*WHAT IS BEING ASKED*:
Copy nothing but the text: repeat each entry exactly and drop the images.

######

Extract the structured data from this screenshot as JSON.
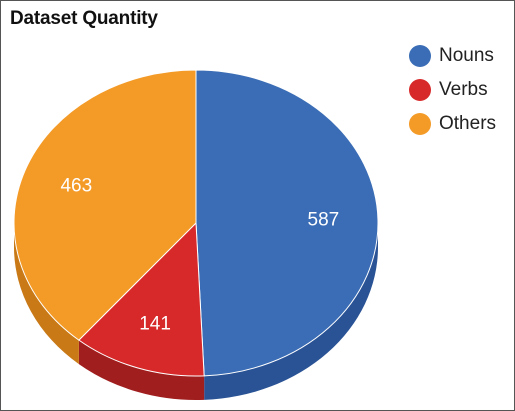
{
  "chart_data": {
    "type": "pie",
    "title": "Dataset Quantity",
    "legend_position": "top-right",
    "three_d": true,
    "slices": [
      {
        "label": "Nouns",
        "value": 587,
        "color": "#3a6db5",
        "shade": "#2a5396"
      },
      {
        "label": "Verbs",
        "value": 141,
        "color": "#d8292a",
        "shade": "#a11e1e"
      },
      {
        "label": "Others",
        "value": 463,
        "color": "#f39a27",
        "shade": "#c97a17"
      }
    ]
  }
}
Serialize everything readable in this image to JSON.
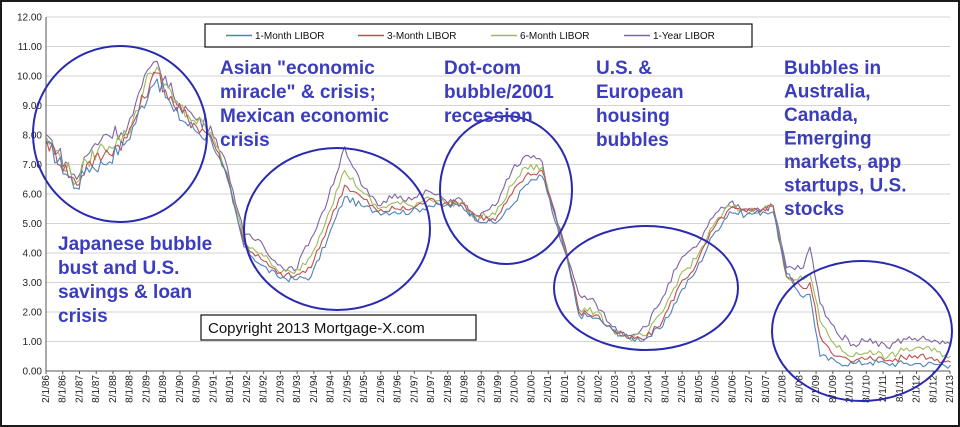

######

*RESPONSE*:
Extract the structured data from this screenshot as JSON.
{
  "chart_data": {
    "type": "pie",
    "title": "Dataset Quantity",
    "legend_position": "top-right",
    "three_d": true,
    "slices": [
      {
        "label": "Nouns",
        "value": 587,
        "color": "#3a6db5",
        "shade": "#2a5396"
      },
      {
        "label": "Verbs",
        "value": 141,
        "color": "#d8292a",
        "shade": "#a11e1e"
      },
      {
        "label": "Others",
        "value": 463,
        "color": "#f39a27",
        "shade": "#c97a17"
      }
    ]
  }
}
Serialize everything readable in this image to JSON.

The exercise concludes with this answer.